• _DATASET EXCERPTS_
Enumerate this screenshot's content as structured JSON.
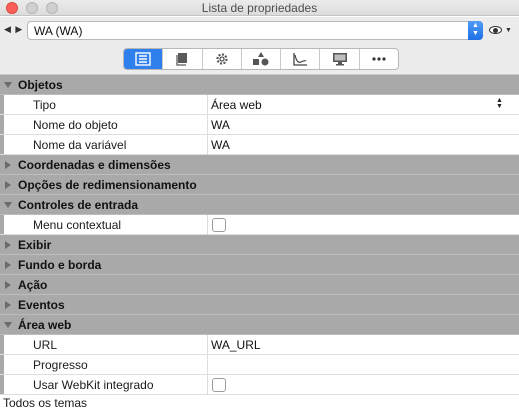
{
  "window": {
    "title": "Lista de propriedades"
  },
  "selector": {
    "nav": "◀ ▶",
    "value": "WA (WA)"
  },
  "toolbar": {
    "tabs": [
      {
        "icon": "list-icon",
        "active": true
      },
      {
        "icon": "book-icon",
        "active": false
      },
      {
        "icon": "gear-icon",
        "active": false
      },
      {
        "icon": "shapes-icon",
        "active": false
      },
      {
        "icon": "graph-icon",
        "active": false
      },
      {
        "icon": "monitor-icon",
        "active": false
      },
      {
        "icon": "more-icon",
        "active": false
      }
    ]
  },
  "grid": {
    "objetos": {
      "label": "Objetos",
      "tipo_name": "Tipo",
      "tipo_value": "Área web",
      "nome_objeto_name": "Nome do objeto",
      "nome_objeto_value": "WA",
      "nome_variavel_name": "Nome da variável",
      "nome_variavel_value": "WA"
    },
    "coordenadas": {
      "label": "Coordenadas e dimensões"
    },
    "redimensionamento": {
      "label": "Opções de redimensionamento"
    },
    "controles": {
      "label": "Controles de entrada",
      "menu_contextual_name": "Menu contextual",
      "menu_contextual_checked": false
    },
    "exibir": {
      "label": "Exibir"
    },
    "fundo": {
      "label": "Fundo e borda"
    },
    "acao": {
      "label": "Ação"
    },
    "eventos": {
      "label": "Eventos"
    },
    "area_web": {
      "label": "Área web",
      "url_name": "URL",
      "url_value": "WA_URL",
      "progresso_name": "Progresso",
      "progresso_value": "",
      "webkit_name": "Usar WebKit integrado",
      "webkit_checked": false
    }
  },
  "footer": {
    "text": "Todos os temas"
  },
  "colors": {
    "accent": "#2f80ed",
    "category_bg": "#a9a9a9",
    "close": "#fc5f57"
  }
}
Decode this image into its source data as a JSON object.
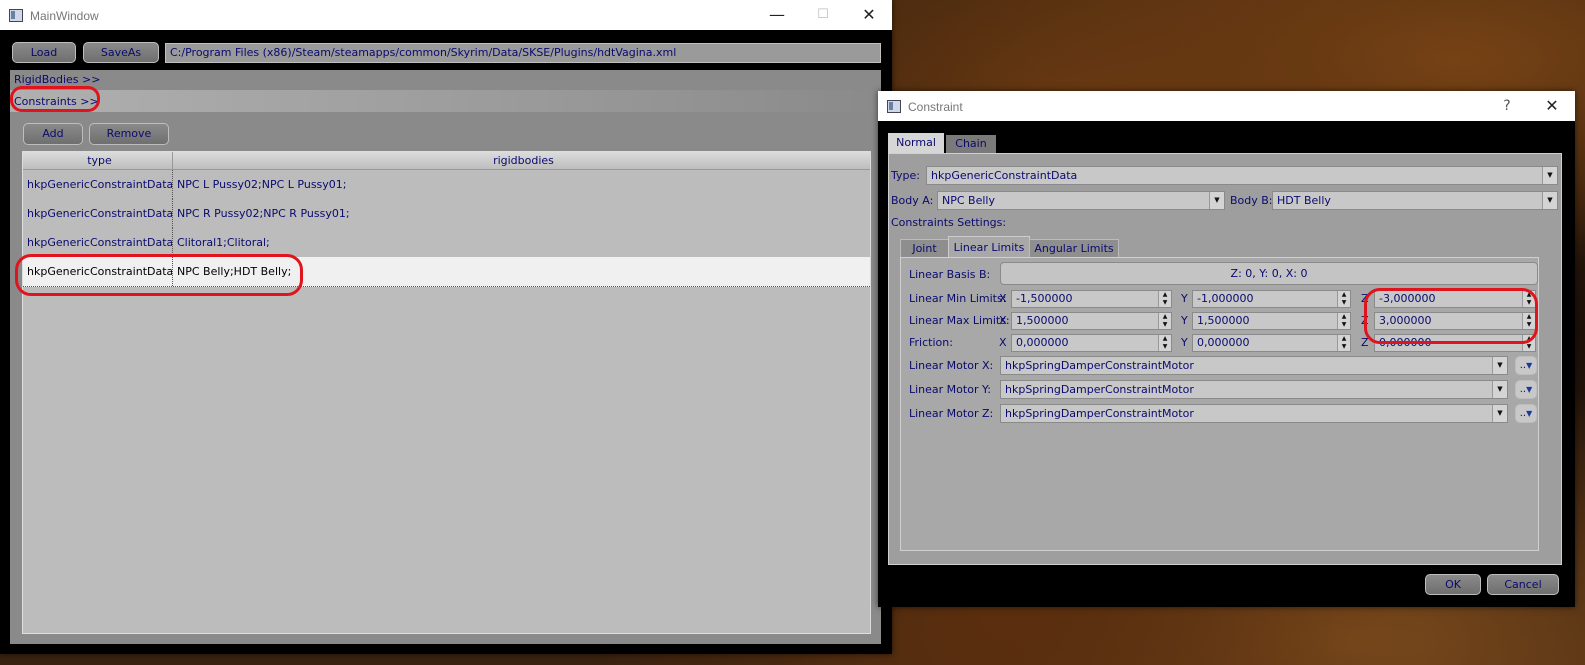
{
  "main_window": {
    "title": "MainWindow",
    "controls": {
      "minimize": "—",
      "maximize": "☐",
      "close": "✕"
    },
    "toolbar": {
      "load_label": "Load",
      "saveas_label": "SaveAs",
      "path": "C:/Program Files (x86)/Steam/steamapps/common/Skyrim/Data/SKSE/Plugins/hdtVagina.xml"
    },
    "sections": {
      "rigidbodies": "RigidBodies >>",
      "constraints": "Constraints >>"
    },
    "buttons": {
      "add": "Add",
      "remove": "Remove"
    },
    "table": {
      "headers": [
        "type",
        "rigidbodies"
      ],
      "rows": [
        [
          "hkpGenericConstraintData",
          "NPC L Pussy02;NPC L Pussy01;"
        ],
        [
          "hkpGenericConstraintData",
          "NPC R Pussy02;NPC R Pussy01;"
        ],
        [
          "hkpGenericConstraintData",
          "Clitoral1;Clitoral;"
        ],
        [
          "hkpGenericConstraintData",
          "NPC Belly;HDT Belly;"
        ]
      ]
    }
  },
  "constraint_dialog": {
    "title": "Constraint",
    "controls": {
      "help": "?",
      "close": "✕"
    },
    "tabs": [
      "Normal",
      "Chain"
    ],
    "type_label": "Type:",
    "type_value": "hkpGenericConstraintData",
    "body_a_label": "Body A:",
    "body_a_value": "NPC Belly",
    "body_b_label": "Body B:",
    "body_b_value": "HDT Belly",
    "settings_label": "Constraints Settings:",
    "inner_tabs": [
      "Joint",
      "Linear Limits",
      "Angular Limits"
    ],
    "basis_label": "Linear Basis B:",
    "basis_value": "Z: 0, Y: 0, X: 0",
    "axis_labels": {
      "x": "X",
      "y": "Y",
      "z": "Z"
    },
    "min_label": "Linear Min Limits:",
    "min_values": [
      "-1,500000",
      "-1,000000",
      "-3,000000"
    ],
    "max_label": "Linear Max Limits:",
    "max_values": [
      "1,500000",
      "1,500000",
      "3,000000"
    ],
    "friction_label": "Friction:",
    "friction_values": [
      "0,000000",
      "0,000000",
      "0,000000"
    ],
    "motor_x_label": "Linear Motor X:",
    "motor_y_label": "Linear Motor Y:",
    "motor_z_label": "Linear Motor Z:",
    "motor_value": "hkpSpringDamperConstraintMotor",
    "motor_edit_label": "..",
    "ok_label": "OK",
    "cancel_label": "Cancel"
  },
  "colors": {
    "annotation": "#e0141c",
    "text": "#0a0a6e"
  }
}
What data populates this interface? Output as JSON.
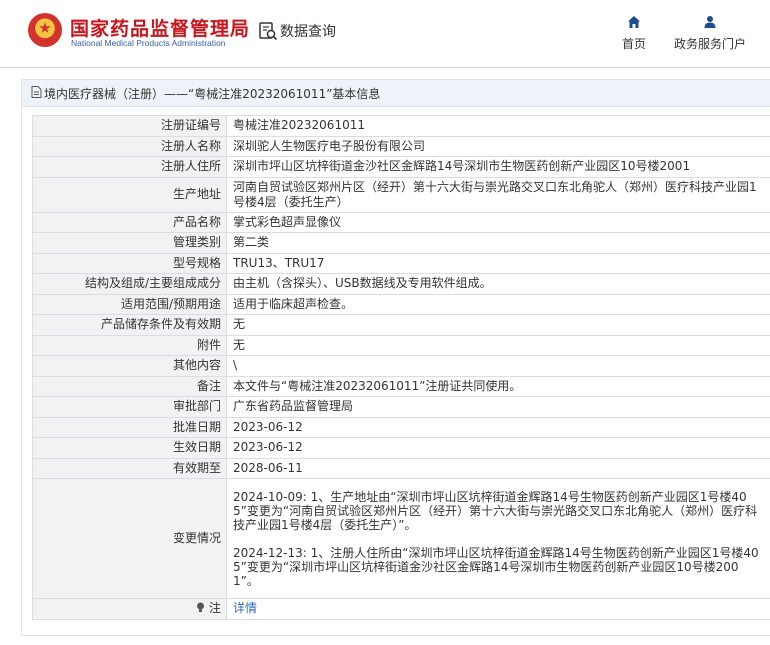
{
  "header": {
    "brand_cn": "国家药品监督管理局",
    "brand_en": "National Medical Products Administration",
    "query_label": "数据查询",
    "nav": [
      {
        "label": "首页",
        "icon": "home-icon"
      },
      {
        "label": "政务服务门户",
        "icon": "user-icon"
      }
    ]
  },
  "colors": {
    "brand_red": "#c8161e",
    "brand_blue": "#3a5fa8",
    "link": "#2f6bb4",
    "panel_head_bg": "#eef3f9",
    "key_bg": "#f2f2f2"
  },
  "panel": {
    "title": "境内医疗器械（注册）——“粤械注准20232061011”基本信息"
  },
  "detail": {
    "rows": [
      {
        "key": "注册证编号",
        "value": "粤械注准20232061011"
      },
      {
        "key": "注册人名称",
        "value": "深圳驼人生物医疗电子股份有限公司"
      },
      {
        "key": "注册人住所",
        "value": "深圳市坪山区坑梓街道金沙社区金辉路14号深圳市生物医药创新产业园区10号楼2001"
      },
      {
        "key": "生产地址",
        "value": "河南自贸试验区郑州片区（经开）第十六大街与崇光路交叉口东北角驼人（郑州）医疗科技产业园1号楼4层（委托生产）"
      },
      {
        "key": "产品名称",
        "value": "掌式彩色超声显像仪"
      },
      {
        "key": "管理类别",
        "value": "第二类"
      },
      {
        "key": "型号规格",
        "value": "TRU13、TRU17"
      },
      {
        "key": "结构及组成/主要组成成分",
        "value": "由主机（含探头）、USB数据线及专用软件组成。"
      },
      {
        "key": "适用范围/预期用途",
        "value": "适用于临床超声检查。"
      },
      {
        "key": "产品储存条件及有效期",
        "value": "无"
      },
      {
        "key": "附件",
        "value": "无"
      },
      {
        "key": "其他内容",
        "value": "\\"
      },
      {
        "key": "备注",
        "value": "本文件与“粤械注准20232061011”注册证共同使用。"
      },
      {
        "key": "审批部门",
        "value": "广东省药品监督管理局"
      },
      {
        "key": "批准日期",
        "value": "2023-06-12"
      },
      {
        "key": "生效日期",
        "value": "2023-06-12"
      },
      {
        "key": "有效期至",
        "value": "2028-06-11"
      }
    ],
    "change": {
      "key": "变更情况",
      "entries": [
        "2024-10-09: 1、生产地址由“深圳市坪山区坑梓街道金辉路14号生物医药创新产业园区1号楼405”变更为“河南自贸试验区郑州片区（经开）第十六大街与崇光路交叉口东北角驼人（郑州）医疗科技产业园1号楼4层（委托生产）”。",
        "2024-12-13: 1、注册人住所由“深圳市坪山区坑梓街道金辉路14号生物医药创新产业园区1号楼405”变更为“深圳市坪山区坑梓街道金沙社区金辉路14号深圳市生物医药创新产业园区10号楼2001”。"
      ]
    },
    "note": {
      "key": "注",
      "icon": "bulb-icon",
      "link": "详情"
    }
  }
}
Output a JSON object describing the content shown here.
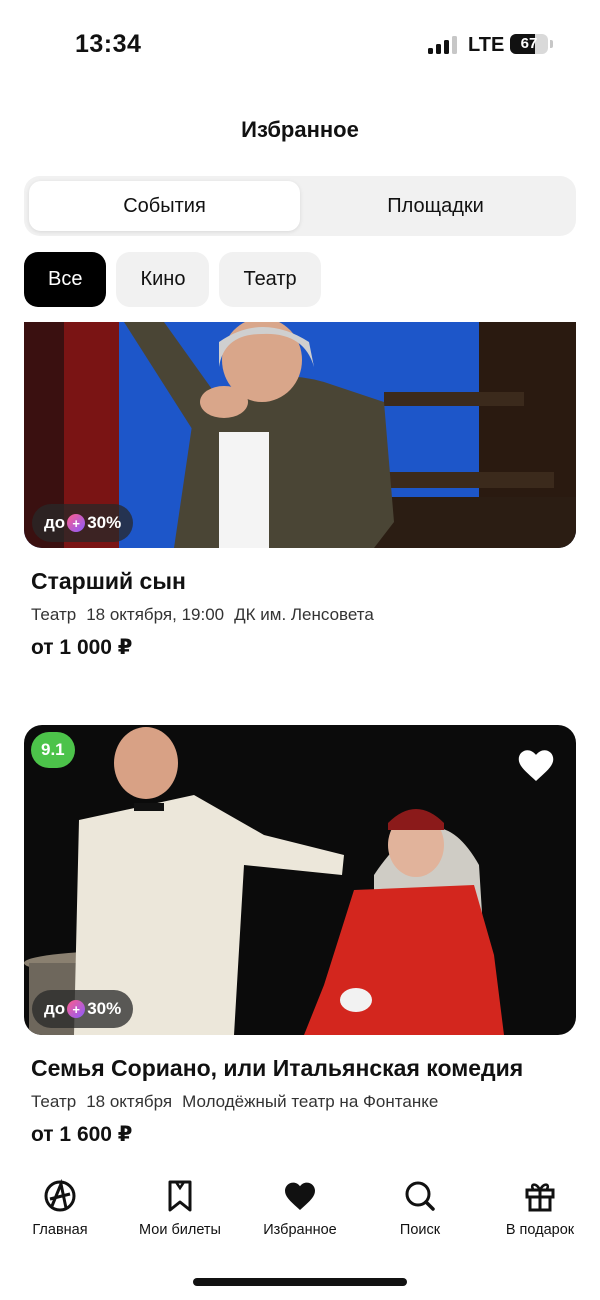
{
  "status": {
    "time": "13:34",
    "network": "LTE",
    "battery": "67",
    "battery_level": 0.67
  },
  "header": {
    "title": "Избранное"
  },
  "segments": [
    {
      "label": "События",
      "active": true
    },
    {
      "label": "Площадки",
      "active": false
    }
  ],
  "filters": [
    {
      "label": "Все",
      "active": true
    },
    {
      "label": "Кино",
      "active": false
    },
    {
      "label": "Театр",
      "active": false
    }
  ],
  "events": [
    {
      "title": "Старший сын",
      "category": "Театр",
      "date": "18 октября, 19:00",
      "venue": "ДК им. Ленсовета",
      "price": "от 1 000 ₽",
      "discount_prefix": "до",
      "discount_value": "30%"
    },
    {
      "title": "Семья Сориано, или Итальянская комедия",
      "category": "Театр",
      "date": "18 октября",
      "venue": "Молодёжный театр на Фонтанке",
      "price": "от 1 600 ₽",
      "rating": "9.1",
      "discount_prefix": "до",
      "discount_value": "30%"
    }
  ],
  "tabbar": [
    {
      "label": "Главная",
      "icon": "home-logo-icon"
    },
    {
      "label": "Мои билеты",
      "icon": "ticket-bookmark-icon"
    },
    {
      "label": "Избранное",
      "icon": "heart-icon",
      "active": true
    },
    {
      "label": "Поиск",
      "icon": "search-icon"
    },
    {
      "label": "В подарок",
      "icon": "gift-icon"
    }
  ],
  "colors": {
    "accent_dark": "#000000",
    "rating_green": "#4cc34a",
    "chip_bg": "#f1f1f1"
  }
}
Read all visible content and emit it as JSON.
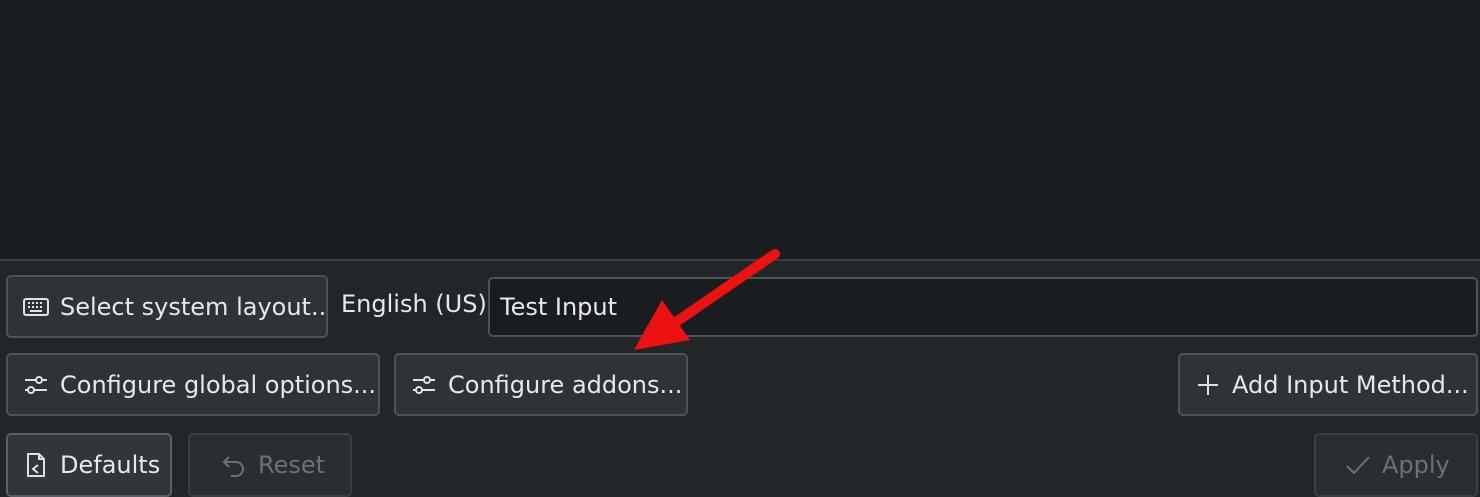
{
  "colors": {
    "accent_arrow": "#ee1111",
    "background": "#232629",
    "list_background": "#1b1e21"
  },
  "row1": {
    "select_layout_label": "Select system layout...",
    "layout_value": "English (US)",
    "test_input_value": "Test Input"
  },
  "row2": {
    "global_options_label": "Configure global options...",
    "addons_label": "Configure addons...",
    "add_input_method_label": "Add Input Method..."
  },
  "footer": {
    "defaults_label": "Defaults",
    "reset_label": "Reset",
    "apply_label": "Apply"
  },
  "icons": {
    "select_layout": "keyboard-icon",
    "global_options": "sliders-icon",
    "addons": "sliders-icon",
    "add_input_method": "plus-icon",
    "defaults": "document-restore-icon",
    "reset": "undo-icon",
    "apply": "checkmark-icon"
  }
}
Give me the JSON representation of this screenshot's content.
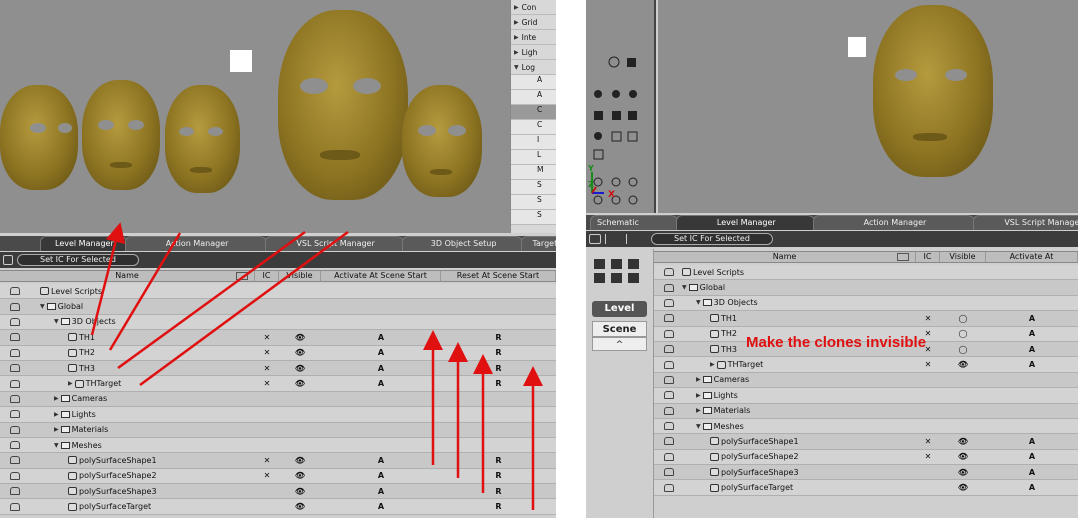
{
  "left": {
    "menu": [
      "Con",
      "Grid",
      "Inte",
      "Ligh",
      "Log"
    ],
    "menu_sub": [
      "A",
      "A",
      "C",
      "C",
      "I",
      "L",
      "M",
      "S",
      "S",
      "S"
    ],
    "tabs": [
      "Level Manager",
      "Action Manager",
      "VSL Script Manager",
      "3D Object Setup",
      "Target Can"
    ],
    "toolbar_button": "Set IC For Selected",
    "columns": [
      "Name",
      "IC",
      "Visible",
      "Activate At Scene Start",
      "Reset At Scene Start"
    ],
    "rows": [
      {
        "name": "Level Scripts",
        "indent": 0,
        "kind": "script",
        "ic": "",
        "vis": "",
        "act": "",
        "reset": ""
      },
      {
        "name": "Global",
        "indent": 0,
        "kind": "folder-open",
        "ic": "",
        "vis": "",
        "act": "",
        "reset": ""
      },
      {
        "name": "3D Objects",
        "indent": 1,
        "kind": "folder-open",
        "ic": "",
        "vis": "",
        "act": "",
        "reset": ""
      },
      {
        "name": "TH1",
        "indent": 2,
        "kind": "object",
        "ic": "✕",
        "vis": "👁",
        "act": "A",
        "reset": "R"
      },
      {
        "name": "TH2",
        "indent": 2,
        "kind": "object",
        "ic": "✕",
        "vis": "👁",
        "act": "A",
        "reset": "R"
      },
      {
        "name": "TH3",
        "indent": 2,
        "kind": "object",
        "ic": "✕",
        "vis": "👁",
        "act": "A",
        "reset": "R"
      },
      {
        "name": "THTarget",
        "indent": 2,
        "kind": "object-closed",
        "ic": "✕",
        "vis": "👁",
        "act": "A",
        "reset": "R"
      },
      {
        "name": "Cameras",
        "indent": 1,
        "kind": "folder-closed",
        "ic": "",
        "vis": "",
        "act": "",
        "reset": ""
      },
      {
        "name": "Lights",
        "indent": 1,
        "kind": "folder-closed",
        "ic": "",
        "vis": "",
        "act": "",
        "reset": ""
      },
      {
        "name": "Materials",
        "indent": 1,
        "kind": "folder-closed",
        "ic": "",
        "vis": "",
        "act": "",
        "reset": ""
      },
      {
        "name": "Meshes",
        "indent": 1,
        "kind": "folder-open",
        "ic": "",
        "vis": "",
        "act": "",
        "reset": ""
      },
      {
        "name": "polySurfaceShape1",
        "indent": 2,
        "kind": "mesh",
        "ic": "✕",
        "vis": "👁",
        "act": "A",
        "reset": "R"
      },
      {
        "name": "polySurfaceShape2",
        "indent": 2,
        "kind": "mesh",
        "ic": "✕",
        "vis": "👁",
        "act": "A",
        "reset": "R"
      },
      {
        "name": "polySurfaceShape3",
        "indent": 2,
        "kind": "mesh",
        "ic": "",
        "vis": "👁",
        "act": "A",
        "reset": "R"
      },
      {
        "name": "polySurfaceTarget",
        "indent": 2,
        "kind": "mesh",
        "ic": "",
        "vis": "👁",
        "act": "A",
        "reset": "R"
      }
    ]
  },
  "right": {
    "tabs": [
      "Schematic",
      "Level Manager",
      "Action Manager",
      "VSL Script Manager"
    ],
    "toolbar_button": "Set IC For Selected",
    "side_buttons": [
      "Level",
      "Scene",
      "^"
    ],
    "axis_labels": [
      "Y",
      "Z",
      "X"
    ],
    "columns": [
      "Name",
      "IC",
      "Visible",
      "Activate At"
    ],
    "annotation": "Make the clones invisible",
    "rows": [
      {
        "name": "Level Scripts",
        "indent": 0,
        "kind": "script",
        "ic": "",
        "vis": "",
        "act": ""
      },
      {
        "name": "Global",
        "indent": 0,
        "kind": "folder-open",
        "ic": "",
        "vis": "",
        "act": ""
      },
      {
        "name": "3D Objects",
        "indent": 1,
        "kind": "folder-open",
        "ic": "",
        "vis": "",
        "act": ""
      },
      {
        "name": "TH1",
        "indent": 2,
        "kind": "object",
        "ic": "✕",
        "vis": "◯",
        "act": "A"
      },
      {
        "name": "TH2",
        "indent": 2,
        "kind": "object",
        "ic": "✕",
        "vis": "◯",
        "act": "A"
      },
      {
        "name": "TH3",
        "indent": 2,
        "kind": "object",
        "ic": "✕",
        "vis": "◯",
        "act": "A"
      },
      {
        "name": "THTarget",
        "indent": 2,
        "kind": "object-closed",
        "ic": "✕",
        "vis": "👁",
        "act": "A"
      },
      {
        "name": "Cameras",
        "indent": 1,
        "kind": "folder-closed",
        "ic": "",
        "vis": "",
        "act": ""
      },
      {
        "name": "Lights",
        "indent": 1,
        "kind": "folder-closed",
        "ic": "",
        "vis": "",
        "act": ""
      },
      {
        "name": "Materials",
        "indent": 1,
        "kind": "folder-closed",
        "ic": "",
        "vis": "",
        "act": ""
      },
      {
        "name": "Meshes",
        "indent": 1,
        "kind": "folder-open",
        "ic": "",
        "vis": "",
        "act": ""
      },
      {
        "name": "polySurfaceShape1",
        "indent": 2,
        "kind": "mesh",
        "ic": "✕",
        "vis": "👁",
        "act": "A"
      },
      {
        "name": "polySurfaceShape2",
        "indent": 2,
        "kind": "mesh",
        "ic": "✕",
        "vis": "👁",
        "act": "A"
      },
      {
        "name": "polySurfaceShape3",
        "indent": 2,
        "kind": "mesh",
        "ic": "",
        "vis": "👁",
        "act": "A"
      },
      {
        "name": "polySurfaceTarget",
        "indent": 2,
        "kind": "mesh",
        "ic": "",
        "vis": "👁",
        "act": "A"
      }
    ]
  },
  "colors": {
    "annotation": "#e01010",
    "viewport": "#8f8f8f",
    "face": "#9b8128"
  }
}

• _YOUR TASK_
Among the lines above, determine how many hold the word "redimensionamento"; report the figure alone.

• _SOLVED PROBLEM_
2